[EXERCISE] Where a line holds "header", copy it.

[MATERIALS PROVIDED]
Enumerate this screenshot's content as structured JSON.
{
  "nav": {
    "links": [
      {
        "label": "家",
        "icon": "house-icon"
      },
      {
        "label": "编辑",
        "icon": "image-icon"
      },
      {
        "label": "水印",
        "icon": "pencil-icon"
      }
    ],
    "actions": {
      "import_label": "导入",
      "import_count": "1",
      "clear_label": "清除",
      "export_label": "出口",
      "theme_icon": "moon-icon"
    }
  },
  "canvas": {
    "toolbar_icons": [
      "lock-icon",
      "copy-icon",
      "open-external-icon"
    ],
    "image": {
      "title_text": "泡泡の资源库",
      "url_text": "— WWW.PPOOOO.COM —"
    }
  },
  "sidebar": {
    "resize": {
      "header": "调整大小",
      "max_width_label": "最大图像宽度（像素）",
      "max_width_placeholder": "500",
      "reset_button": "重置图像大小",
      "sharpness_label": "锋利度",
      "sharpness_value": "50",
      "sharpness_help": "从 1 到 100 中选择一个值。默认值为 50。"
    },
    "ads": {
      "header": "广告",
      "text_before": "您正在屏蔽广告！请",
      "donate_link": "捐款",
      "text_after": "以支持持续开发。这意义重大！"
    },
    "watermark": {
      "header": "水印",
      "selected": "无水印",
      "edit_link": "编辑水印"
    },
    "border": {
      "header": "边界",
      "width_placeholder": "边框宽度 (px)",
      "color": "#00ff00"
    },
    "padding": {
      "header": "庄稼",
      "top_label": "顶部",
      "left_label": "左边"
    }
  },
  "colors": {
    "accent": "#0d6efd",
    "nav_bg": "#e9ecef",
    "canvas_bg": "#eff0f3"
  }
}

[REPLY]
      "header": "调整大小",
      "header": "广告",
      "header": "水印",
      "header": "边界",
      "header": "庄稼",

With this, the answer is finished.